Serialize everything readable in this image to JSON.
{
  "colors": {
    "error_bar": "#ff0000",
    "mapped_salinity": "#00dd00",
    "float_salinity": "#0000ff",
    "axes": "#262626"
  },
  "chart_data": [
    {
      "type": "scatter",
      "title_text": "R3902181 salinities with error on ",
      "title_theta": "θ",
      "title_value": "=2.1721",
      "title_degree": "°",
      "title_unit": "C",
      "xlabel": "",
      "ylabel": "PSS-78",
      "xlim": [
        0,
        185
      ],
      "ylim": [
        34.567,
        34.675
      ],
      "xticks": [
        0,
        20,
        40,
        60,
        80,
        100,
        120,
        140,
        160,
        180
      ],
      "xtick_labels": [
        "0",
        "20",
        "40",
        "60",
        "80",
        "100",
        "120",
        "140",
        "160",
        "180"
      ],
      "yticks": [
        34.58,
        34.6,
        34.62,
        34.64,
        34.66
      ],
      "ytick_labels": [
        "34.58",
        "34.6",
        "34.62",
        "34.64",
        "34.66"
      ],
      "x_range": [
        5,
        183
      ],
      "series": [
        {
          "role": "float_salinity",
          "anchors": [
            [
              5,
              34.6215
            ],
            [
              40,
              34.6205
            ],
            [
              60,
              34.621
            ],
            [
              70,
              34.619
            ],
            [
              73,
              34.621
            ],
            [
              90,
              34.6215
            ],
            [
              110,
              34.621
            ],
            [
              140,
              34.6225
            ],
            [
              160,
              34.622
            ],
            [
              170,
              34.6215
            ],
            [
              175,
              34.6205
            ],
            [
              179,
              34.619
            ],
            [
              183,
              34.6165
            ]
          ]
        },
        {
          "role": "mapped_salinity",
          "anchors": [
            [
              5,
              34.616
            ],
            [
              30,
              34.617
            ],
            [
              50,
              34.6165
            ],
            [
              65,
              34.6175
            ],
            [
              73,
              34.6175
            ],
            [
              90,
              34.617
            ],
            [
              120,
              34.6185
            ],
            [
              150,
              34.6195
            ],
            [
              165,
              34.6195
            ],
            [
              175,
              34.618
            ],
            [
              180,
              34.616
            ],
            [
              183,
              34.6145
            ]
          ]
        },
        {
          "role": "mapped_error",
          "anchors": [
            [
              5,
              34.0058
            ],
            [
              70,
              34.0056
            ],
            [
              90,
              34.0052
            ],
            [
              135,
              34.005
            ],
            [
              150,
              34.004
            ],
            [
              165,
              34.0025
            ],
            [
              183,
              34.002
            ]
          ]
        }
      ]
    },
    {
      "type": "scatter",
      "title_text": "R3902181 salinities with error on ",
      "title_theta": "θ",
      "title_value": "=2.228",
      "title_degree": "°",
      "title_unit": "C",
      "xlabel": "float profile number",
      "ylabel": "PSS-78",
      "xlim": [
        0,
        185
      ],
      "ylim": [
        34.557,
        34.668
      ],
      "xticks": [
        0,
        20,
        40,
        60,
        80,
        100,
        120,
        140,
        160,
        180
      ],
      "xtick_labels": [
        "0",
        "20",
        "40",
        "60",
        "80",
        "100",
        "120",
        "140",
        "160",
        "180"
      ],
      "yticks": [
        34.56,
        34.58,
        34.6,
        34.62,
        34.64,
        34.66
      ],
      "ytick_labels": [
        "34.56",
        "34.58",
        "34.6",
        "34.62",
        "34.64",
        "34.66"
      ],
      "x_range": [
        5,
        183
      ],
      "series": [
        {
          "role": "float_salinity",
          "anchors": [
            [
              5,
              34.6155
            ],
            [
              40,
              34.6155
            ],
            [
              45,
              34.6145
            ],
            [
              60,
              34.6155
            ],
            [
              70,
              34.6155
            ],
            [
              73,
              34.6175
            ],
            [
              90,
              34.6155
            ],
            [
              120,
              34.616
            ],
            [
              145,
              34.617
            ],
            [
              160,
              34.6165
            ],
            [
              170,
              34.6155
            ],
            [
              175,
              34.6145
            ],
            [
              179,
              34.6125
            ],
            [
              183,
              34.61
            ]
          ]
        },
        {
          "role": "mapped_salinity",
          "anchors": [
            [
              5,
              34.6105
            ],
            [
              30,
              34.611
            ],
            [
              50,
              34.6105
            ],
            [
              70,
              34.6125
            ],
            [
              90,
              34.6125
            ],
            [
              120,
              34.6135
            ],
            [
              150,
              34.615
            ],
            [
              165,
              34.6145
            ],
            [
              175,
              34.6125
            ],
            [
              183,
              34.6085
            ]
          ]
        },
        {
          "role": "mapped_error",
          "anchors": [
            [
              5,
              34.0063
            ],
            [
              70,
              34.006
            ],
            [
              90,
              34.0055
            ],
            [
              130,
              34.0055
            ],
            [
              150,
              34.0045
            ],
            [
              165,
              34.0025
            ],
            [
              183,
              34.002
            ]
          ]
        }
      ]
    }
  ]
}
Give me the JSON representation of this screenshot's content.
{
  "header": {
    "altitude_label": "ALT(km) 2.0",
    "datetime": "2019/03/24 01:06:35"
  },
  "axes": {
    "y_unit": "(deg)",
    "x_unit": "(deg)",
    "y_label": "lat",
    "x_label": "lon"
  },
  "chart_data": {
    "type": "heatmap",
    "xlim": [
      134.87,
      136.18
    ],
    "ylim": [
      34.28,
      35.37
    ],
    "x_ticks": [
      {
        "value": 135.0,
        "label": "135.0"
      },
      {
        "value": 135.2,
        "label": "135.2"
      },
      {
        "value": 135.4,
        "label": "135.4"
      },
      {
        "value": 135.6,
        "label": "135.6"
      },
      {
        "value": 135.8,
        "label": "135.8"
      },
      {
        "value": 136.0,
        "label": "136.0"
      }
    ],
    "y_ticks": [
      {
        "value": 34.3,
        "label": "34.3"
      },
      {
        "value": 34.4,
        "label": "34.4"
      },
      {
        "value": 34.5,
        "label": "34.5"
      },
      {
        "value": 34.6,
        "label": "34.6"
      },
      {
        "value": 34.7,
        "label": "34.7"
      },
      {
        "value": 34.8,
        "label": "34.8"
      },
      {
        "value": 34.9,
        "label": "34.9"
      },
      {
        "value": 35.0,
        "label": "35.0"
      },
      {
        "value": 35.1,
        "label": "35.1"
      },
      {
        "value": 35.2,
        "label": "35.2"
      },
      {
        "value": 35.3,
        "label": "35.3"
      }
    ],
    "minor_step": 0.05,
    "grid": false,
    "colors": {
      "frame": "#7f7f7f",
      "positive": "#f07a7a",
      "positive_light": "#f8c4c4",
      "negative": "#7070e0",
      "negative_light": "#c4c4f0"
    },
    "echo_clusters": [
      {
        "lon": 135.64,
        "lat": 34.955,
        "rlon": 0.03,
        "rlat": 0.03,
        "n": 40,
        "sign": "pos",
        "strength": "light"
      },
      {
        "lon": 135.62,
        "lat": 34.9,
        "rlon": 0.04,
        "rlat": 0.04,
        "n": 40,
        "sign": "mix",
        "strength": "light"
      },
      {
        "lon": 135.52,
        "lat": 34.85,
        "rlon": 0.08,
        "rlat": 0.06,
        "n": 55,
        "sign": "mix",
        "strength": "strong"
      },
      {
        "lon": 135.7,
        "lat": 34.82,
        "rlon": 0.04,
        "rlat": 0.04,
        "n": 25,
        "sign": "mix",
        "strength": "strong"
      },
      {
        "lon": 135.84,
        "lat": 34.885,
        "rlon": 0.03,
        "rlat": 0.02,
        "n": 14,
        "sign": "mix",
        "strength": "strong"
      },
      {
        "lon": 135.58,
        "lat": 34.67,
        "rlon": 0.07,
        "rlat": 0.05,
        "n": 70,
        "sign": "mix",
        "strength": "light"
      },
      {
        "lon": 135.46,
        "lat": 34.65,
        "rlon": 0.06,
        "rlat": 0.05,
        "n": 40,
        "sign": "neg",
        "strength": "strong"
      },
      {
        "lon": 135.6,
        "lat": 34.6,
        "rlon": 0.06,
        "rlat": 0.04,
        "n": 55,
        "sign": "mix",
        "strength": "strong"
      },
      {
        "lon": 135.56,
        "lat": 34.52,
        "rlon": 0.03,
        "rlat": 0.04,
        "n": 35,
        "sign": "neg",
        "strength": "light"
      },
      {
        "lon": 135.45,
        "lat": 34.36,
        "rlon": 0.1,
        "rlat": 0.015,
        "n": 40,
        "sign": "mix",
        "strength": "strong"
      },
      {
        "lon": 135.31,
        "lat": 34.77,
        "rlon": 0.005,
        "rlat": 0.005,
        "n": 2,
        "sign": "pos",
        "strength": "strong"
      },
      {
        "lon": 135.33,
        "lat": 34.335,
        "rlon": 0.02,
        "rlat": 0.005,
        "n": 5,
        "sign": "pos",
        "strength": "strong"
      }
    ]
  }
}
------------
Given exercise:
In the listing, find all lines with the string "this" and copy them.

The answer:
Serialize everything readable in this image to JSON.
Give me the JSON representation of this screenshot's content.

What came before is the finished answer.